* EXERCISE GOAL
Drop every picture and give the entries back exactly.

►

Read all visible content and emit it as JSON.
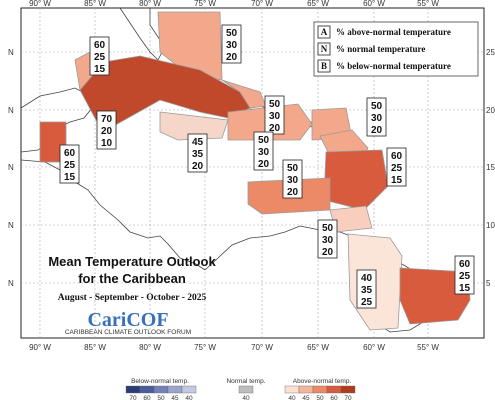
{
  "map": {
    "title_line1": "Mean Temperature Outlook",
    "title_line2": "for the Caribbean",
    "period": "August - September - October - 2025",
    "logo_text": "CariCOF",
    "logo_subtitle": "CARIBBEAN CLIMATE OUTLOOK FORUM",
    "lon_labels_top": [
      "90° W",
      "85° W",
      "80° W",
      "75° W",
      "70° W",
      "65° W",
      "60° W",
      "55° W"
    ],
    "lon_labels_bottom": [
      "90° W",
      "85° W",
      "80° W",
      "75° W",
      "70° W",
      "65° W",
      "60° W",
      "55° W"
    ],
    "lat_labels_right": [
      "25",
      "20",
      "15",
      "10",
      "5"
    ],
    "lat_labels_left": [
      "N",
      "N",
      "N",
      "N",
      "N"
    ],
    "key": [
      {
        "letter": "A",
        "text": "% above-normal temperature"
      },
      {
        "letter": "N",
        "text": "% normal temperature"
      },
      {
        "letter": "B",
        "text": "% below-normal temperature"
      }
    ],
    "colorbar": {
      "below_label": "Below-normal temp.",
      "normal_label": "Normal temp.",
      "above_label": "Above-normal temp.",
      "below_ticks": [
        "70",
        "60",
        "50",
        "45",
        "40"
      ],
      "normal_ticks": [
        "40"
      ],
      "above_ticks": [
        "40",
        "45",
        "50",
        "60",
        "70"
      ],
      "below_colors": [
        "#2a3b7a",
        "#4a5d9c",
        "#7381b8",
        "#9aa5cc",
        "#c3c9e2"
      ],
      "normal_colors": [
        "#bdbdbd"
      ],
      "above_colors": [
        "#fbe1d2",
        "#f5b59a",
        "#ec8a68",
        "#d75b3c",
        "#b13a1d"
      ]
    },
    "regions": [
      {
        "name": "bahamas-north",
        "probs": [
          "50",
          "30",
          "20"
        ]
      },
      {
        "name": "cuba-west",
        "probs": [
          "60",
          "25",
          "15"
        ]
      },
      {
        "name": "cuba-central-bahamas",
        "probs": [
          "70",
          "20",
          "10"
        ]
      },
      {
        "name": "belize-guatemala",
        "probs": [
          "60",
          "25",
          "15"
        ]
      },
      {
        "name": "jamaica",
        "probs": [
          "45",
          "35",
          "20"
        ]
      },
      {
        "name": "hispaniola",
        "probs": [
          "50",
          "30",
          "20"
        ]
      },
      {
        "name": "puerto-rico-virgin",
        "probs": [
          "50",
          "30",
          "20"
        ]
      },
      {
        "name": "leewards",
        "probs": [
          "50",
          "30",
          "20"
        ]
      },
      {
        "name": "windwards",
        "probs": [
          "60",
          "25",
          "15"
        ]
      },
      {
        "name": "abc-islands",
        "probs": [
          "50",
          "30",
          "20"
        ]
      },
      {
        "name": "trinidad",
        "probs": [
          "50",
          "30",
          "20"
        ]
      },
      {
        "name": "guyana",
        "probs": [
          "40",
          "35",
          "25"
        ]
      },
      {
        "name": "suriname-guiana",
        "probs": [
          "60",
          "25",
          "15"
        ]
      }
    ]
  }
}
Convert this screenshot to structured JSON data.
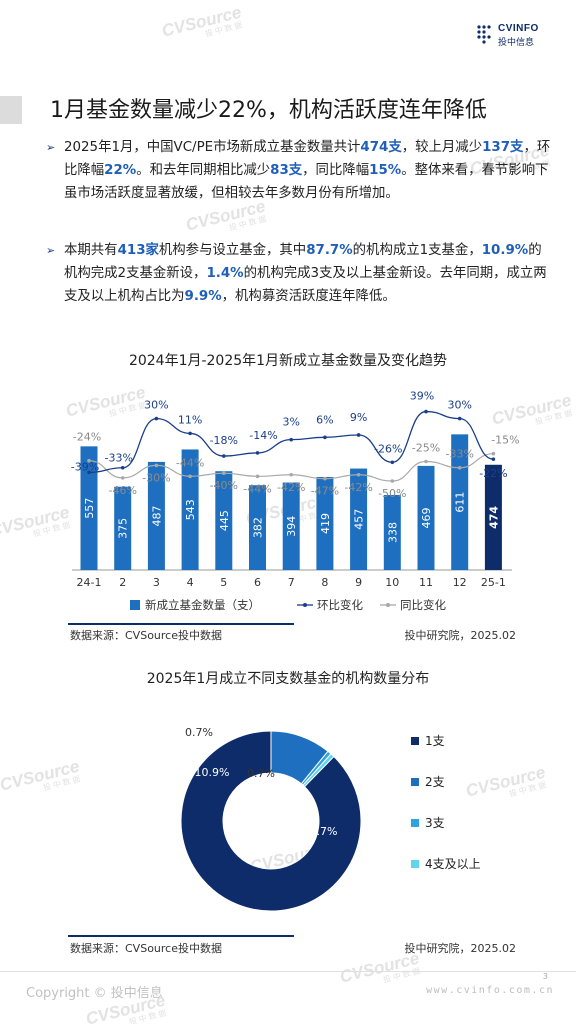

◄

* SOLUTION TO THIS PROBLEM
Read all visible content and emit it as JSON.
{
  "map": {
    "title_line1": "Mean Temperature Outlook",
    "title_line2": "for the Caribbean",
    "period": "August - September - October - 2025",
    "logo_text": "CariCOF",
    "logo_subtitle": "CARIBBEAN CLIMATE OUTLOOK FORUM",
    "lon_labels_top": [
      "90° W",
      "85° W",
      "80° W",
      "75° W",
      "70° W",
      "65° W",
      "60° W",
      "55° W"
    ],
    "lon_labels_bottom": [
      "90° W",
      "85° W",
      "80° W",
      "75° W",
      "70° W",
      "65° W",
      "60° W",
      "55° W"
    ],
    "lat_labels_right": [
      "25",
      "20",
      "15",
      "10",
      "5"
    ],
    "lat_labels_left": [
      "N",
      "N",
      "N",
      "N",
      "N"
    ],
    "key": [
      {
        "letter": "A",
        "text": "% above-normal temperature"
      },
      {
        "letter": "N",
        "text": "% normal temperature"
      },
      {
        "letter": "B",
        "text": "% below-normal temperature"
      }
    ],
    "colorbar": {
      "below_label": "Below-normal temp.",
      "normal_label": "Normal temp.",
      "above_label": "Above-normal temp.",
      "below_ticks": [
        "70",
        "60",
        "50",
        "45",
        "40"
      ],
      "normal_ticks": [
        "40"
      ],
      "above_ticks": [
        "40",
        "45",
        "50",
        "60",
        "70"
      ],
      "below_colors": [
        "#2a3b7a",
        "#4a5d9c",
        "#7381b8",
        "#9aa5cc",
        "#c3c9e2"
      ],
      "normal_colors": [
        "#bdbdbd"
      ],
      "above_colors": [
        "#fbe1d2",
        "#f5b59a",
        "#ec8a68",
        "#d75b3c",
        "#b13a1d"
      ]
    },
    "regions": [
      {
        "name": "bahamas-north",
        "probs": [
          "50",
          "30",
          "20"
        ]
      },
      {
        "name": "cuba-west",
        "probs": [
          "60",
          "25",
          "15"
        ]
      },
      {
        "name": "cuba-central-bahamas",
        "probs": [
          "70",
          "20",
          "10"
        ]
      },
      {
        "name": "belize-guatemala",
        "probs": [
          "60",
          "25",
          "15"
        ]
      },
      {
        "name": "jamaica",
        "probs": [
          "45",
          "35",
          "20"
        ]
      },
      {
        "name": "hispaniola",
        "probs": [
          "50",
          "30",
          "20"
        ]
      },
      {
        "name": "puerto-rico-virgin",
        "probs": [
          "50",
          "30",
          "20"
        ]
      },
      {
        "name": "leewards",
        "probs": [
          "50",
          "30",
          "20"
        ]
      },
      {
        "name": "windwards",
        "probs": [
          "60",
          "25",
          "15"
        ]
      },
      {
        "name": "abc-islands",
        "probs": [
          "50",
          "30",
          "20"
        ]
      },
      {
        "name": "trinidad",
        "probs": [
          "50",
          "30",
          "20"
        ]
      },
      {
        "name": "guyana",
        "probs": [
          "40",
          "35",
          "25"
        ]
      },
      {
        "name": "suriname-guiana",
        "probs": [
          "60",
          "25",
          "15"
        ]
      }
    ]
  }
}
Convert this screenshot to structured JSON data.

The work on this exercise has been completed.